** start of INFORMATION SUPPLIED **

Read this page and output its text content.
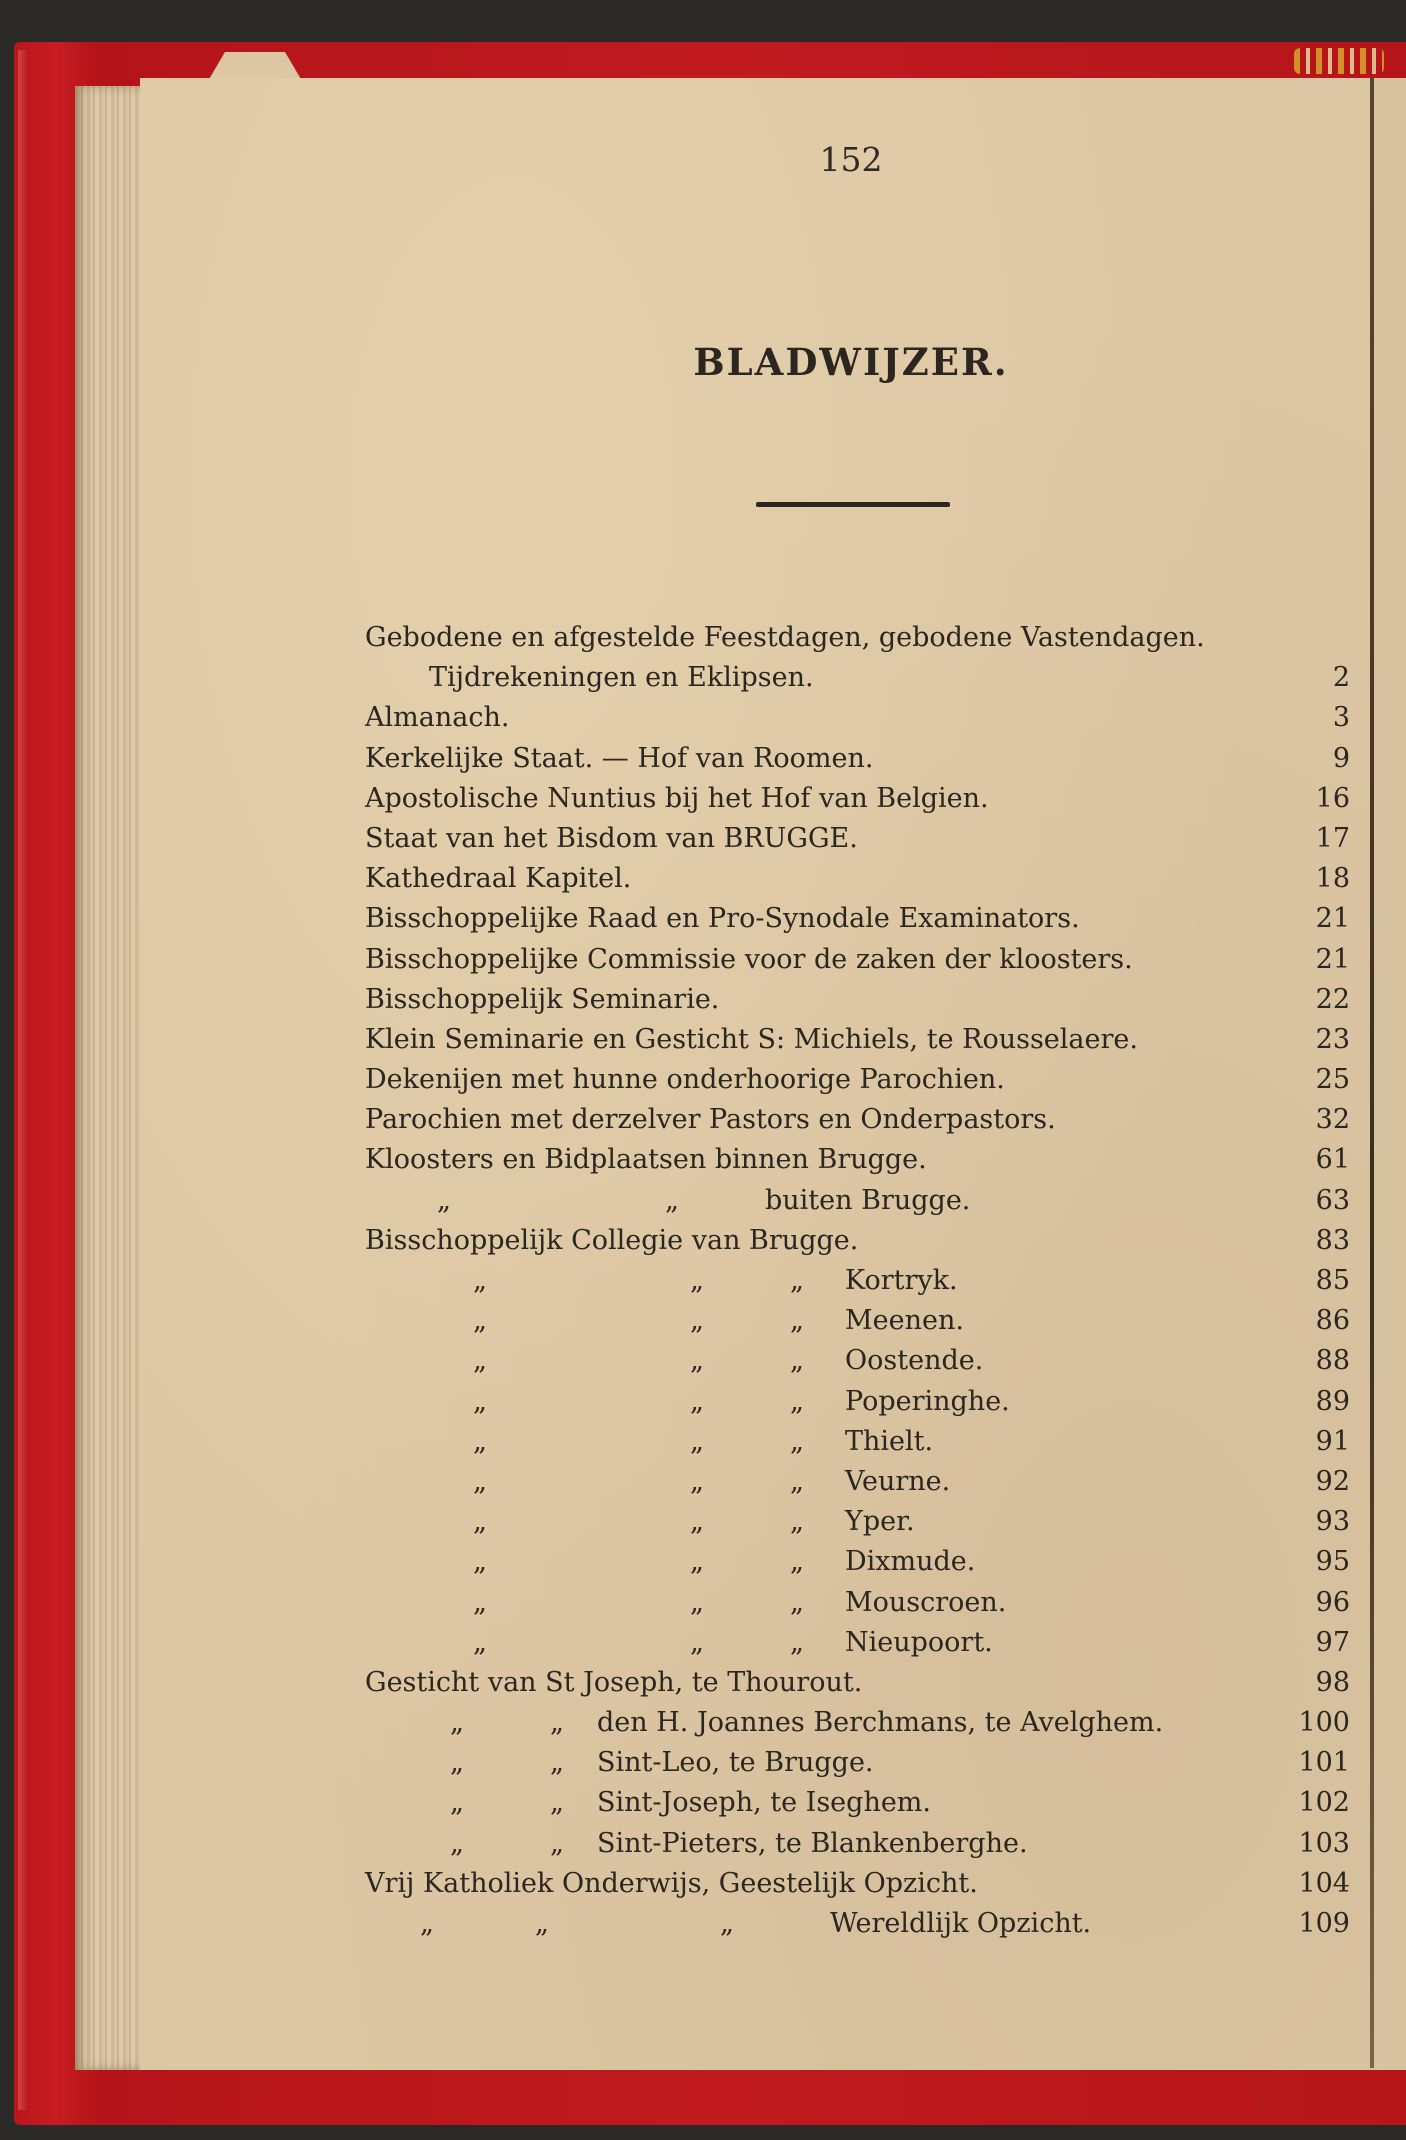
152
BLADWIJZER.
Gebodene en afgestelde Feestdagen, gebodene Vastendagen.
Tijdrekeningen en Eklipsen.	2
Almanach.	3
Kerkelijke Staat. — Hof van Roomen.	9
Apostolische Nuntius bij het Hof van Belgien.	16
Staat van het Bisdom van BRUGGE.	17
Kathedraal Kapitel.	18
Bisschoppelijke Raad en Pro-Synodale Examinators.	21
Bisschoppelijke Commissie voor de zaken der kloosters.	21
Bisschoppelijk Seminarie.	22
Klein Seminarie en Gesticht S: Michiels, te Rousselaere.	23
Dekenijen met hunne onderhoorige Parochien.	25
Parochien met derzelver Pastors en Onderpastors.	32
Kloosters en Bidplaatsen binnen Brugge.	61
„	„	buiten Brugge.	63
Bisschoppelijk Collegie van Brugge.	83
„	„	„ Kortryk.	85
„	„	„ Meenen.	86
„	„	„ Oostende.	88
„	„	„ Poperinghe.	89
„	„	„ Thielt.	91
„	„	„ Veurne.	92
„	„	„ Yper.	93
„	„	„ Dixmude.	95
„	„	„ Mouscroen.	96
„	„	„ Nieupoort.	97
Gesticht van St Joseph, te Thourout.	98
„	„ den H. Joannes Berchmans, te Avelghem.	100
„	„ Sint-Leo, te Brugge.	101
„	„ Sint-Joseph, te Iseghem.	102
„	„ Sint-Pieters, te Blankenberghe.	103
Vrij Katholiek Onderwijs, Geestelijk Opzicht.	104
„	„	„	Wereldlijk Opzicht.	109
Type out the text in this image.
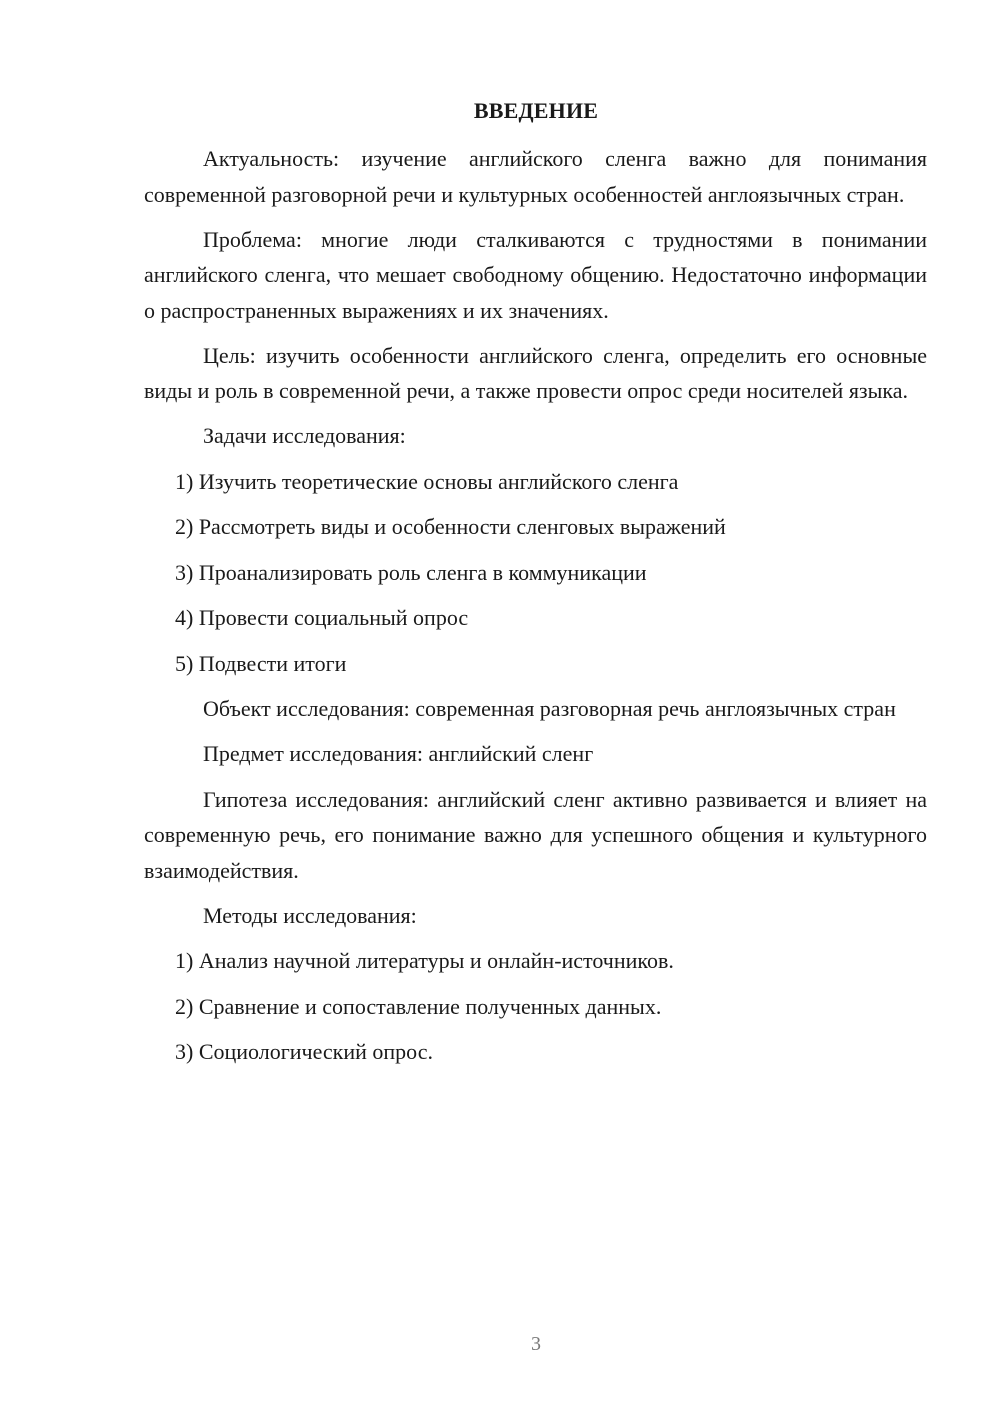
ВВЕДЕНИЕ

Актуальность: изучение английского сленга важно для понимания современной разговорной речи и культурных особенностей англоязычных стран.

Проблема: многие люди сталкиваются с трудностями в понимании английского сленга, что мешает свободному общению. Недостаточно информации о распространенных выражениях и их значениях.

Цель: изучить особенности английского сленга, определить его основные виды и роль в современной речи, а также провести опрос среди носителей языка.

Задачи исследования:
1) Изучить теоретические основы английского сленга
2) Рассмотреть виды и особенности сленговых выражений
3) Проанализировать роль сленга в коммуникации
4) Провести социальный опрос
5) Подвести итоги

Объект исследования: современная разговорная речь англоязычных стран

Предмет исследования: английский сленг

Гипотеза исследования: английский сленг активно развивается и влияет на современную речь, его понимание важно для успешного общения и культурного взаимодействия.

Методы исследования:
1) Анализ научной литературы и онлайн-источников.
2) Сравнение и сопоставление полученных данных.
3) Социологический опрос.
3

** end of INFORMATION SUPPLIED **

WHAT THE TASK ASKS
Keep the pictures out of the copy and return the rest of the data above exactly.

SOLUTION TO THE PROBLEM
Read this page and output its text content.
152
BLADWIJZER.
Gebodene en afgestelde Feestdagen, gebodene Vastendagen.
Tijdrekeningen en Eklipsen.	2
Almanach.	3
Kerkelijke Staat. — Hof van Roomen.	9
Apostolische Nuntius bij het Hof van Belgien.	16
Staat van het Bisdom van BRUGGE.	17
Kathedraal Kapitel.	18
Bisschoppelijke Raad en Pro-Synodale Examinators.	21
Bisschoppelijke Commissie voor de zaken der kloosters.	21
Bisschoppelijk Seminarie.	22
Klein Seminarie en Gesticht S: Michiels, te Rousselaere.	23
Dekenijen met hunne onderhoorige Parochien.	25
Parochien met derzelver Pastors en Onderpastors.	32
Kloosters en Bidplaatsen binnen Brugge.	61
„	„	buiten Brugge.	63
Bisschoppelijk Collegie van Brugge.	83
„	„	„ Kortryk.	85
„	„	„ Meenen.	86
„	„	„ Oostende.	88
„	„	„ Poperinghe.	89
„	„	„ Thielt.	91
„	„	„ Veurne.	92
„	„	„ Yper.	93
„	„	„ Dixmude.	95
„	„	„ Mouscroen.	96
„	„	„ Nieupoort.	97
Gesticht van St Joseph, te Thourout.	98
„	„ den H. Joannes Berchmans, te Avelghem.	100
„	„ Sint-Leo, te Brugge.	101
„	„ Sint-Joseph, te Iseghem.	102
„	„ Sint-Pieters, te Blankenberghe.	103
Vrij Katholiek Onderwijs, Geestelijk Opzicht.	104
„	„	„	Wereldlijk Opzicht.	109
Type out the text in this image.
ВВЕДЕНИЕ

Актуальность: изучение английского сленга важно для понимания современной разговорной речи и культурных особенностей англоязычных стран.

Проблема: многие люди сталкиваются с трудностями в понимании английского сленга, что мешает свободному общению. Недостаточно информации о распространенных выражениях и их значениях.

Цель: изучить особенности английского сленга, определить его основные виды и роль в современной речи, а также провести опрос среди носителей языка.

Задачи исследования:
1) Изучить теоретические основы английского сленга
2) Рассмотреть виды и особенности сленговых выражений
3) Проанализировать роль сленга в коммуникации
4) Провести социальный опрос
5) Подвести итоги

Объект исследования: современная разговорная речь англоязычных стран

Предмет исследования: английский сленг

Гипотеза исследования: английский сленг активно развивается и влияет на современную речь, его понимание важно для успешного общения и культурного взаимодействия.

Методы исследования:
1) Анализ научной литературы и онлайн-источников.
2) Сравнение и сопоставление полученных данных.
3) Социологический опрос.
3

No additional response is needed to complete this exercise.